### Supplied entries
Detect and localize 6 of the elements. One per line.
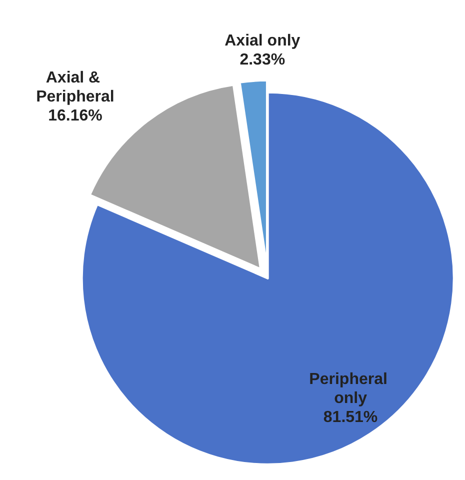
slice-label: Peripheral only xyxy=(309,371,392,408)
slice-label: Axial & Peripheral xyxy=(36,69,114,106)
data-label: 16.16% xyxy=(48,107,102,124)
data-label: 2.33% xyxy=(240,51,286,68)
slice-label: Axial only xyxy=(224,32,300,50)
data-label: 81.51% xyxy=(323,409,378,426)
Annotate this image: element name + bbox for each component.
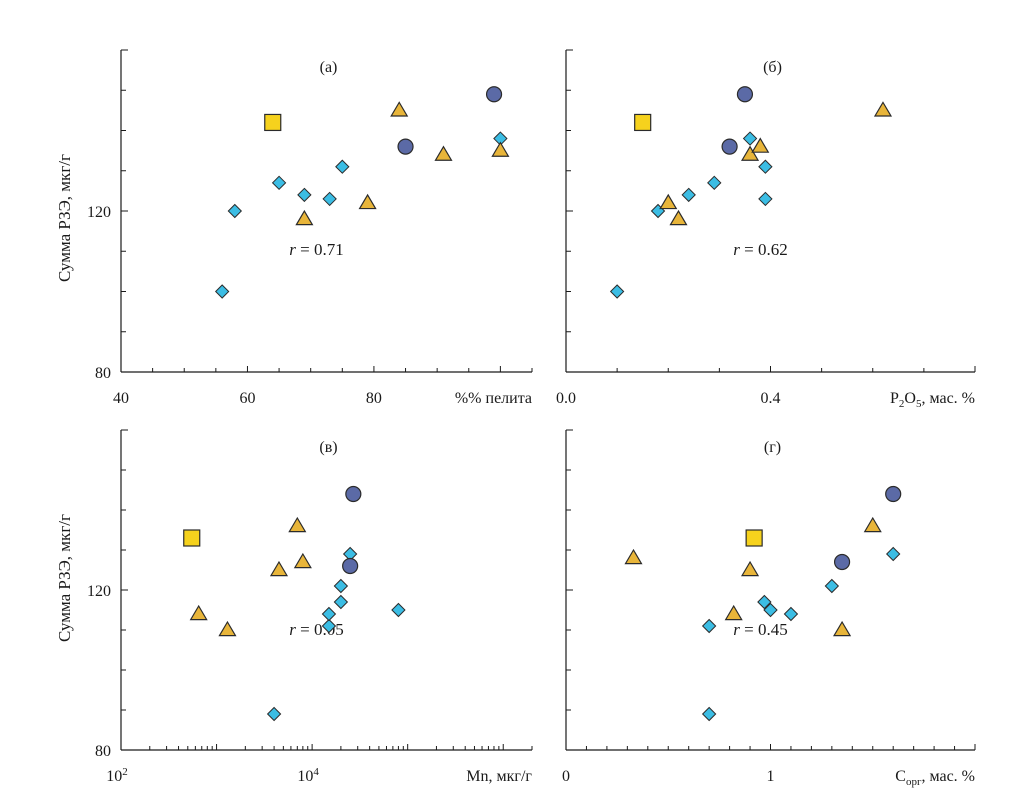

...

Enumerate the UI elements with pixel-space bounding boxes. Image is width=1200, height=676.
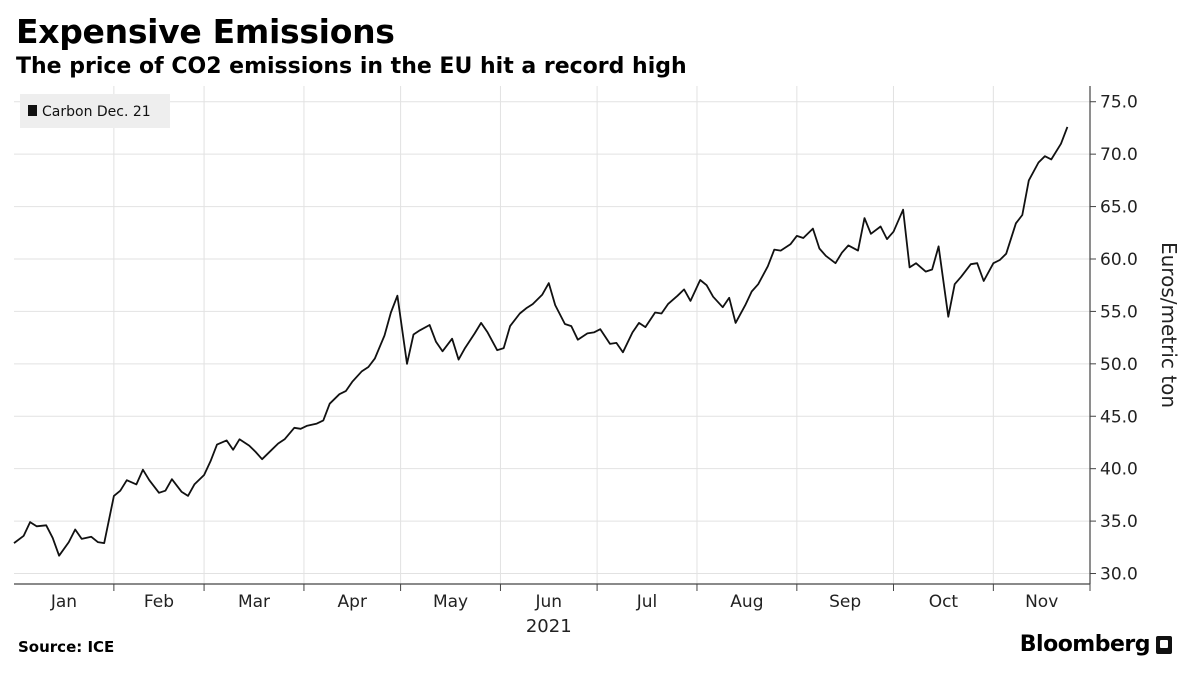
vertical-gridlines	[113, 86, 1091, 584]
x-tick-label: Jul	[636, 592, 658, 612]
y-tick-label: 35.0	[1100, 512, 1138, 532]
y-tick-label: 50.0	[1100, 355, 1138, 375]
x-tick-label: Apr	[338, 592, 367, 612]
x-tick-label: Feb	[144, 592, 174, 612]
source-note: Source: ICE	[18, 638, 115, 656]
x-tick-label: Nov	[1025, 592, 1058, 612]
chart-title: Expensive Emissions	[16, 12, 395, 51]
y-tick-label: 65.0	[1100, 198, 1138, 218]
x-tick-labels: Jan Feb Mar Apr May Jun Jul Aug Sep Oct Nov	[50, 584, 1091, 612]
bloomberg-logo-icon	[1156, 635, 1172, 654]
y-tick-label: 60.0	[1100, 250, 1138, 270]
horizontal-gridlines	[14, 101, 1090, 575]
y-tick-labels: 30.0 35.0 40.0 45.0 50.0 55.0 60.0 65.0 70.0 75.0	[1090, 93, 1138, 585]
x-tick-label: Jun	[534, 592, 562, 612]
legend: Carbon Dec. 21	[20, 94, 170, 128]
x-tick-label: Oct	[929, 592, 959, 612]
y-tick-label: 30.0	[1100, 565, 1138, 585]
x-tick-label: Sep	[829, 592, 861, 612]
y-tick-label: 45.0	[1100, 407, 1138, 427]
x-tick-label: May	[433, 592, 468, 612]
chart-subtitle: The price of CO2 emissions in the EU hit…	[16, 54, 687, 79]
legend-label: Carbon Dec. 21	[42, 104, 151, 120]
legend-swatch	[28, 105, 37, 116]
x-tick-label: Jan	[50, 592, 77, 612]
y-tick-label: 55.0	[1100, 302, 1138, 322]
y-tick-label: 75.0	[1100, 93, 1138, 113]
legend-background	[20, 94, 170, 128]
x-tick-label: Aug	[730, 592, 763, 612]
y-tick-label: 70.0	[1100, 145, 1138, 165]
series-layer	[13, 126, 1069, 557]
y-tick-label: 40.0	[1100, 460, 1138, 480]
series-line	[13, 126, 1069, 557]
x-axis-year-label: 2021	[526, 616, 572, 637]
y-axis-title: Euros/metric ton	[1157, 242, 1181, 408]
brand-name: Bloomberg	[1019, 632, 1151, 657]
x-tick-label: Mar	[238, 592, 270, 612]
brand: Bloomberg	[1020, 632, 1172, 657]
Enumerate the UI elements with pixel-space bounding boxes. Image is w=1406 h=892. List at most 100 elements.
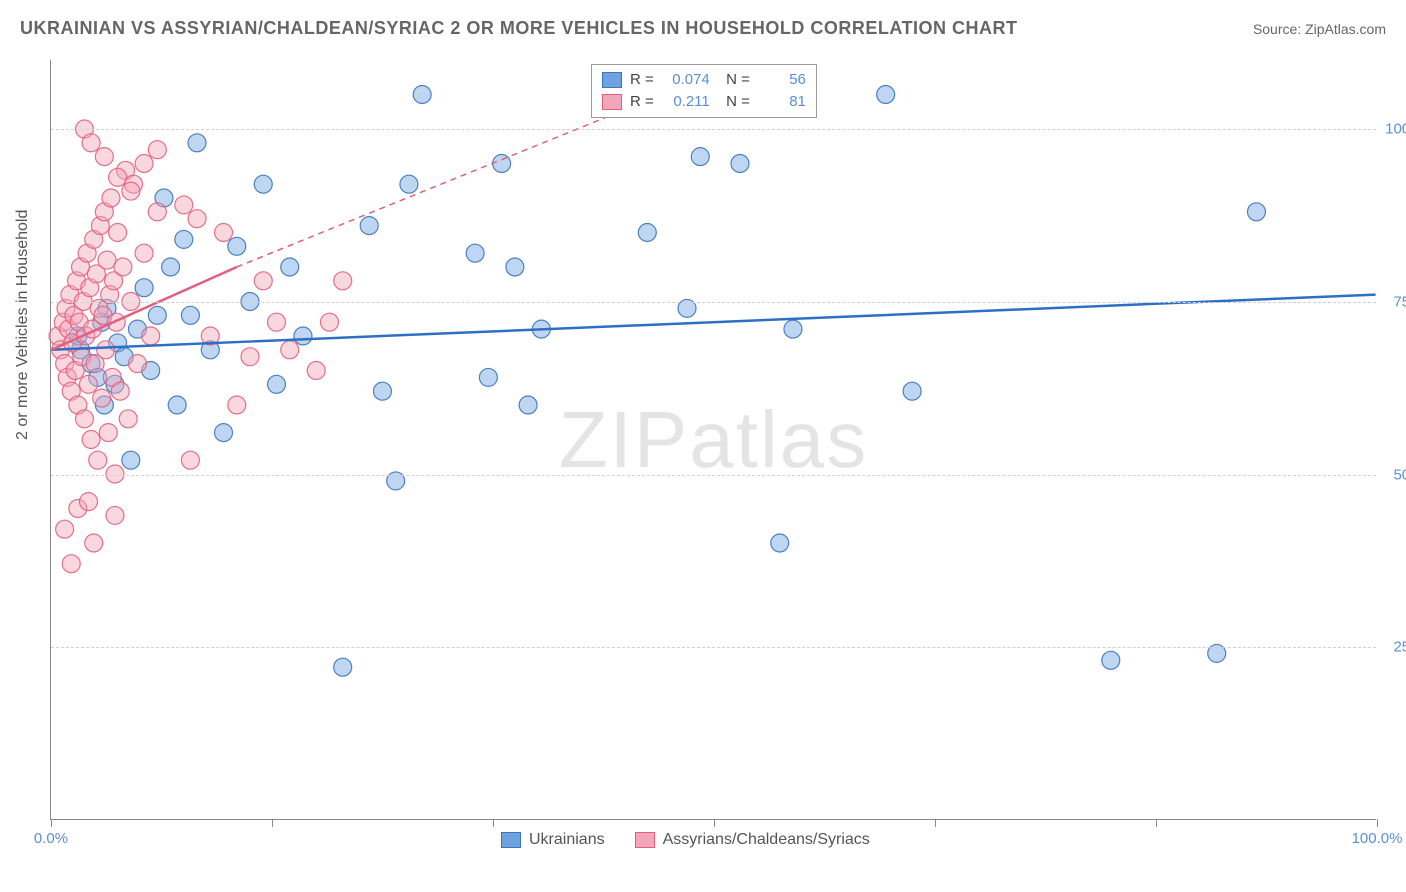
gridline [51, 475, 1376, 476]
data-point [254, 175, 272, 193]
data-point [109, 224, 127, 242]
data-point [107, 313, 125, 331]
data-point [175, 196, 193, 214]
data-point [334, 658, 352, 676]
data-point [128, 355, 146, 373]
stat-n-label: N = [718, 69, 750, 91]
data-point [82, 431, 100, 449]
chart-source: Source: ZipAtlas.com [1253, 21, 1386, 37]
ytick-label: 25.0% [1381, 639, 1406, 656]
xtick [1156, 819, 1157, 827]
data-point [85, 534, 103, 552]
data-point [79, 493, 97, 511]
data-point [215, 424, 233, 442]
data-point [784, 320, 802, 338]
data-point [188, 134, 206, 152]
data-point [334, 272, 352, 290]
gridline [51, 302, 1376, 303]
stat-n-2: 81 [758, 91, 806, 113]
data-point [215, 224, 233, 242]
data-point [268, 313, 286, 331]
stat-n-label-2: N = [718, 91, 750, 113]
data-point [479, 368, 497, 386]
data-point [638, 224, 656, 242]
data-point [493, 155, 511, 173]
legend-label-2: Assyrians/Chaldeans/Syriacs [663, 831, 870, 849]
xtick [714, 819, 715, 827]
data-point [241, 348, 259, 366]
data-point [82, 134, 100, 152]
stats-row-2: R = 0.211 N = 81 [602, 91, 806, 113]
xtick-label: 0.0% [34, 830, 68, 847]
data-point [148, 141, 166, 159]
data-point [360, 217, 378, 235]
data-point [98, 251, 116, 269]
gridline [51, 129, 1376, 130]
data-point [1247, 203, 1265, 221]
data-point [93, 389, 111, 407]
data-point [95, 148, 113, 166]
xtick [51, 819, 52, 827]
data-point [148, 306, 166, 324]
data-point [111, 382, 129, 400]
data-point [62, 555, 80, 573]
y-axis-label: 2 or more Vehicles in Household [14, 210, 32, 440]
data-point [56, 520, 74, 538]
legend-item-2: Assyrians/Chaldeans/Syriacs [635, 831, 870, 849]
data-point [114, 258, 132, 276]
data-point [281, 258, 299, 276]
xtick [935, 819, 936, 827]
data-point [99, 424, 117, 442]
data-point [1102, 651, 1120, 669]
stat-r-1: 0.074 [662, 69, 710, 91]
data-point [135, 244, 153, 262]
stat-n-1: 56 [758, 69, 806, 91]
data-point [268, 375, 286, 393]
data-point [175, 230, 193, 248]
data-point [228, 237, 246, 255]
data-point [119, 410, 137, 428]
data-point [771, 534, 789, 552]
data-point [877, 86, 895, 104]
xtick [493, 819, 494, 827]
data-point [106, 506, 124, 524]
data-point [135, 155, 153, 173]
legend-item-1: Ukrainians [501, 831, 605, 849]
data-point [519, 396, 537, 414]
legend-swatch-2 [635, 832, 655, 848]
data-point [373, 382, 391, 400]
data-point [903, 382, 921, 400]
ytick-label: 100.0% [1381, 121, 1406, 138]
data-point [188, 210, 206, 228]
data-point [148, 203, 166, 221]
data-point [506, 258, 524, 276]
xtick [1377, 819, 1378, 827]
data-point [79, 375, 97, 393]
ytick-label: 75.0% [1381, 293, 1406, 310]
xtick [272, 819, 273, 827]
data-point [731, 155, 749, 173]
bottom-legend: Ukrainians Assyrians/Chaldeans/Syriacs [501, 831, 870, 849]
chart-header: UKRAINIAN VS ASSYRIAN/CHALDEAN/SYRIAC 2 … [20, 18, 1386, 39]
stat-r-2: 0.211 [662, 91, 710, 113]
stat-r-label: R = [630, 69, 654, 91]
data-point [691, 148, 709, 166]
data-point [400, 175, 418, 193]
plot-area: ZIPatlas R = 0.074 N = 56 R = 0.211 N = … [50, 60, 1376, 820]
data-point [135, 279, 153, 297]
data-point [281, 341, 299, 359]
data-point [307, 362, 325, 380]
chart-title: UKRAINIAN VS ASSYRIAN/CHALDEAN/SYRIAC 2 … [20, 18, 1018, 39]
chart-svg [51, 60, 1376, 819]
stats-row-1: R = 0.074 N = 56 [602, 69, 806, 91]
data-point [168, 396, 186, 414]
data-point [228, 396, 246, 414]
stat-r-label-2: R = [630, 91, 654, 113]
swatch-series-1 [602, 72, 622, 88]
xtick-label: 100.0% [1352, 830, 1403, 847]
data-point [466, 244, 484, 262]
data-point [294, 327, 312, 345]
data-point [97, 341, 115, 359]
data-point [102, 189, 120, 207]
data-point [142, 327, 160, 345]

### Objective
Put the lines from the one containing "Detect and localize" through the one containing "Annotate this image: element" into a Markdown table with the columns "No." and "Line", giving each row a number and skipping blank lines. Leave the pictures out of the table.

### Solution to the exercise
| No. | Line |
|---|---|
| 1 | Detect and localize 6 of the elements. One per line. |
| 2 | slice-label: Peripheral only xyxy=(309,371,392,408) |
| 3 | slice-label: Axial & Peripheral xyxy=(36,69,114,106) |
| 4 | data-label: 16.16% xyxy=(48,107,102,124) |
| 5 | data-label: 2.33% xyxy=(240,51,286,68) |
| 6 | slice-label: Axial only xyxy=(224,32,300,50) |
| 7 | data-label: 81.51% xyxy=(323,409,378,426) |
| 8 | Annotate this image: element name + bbox for each component. |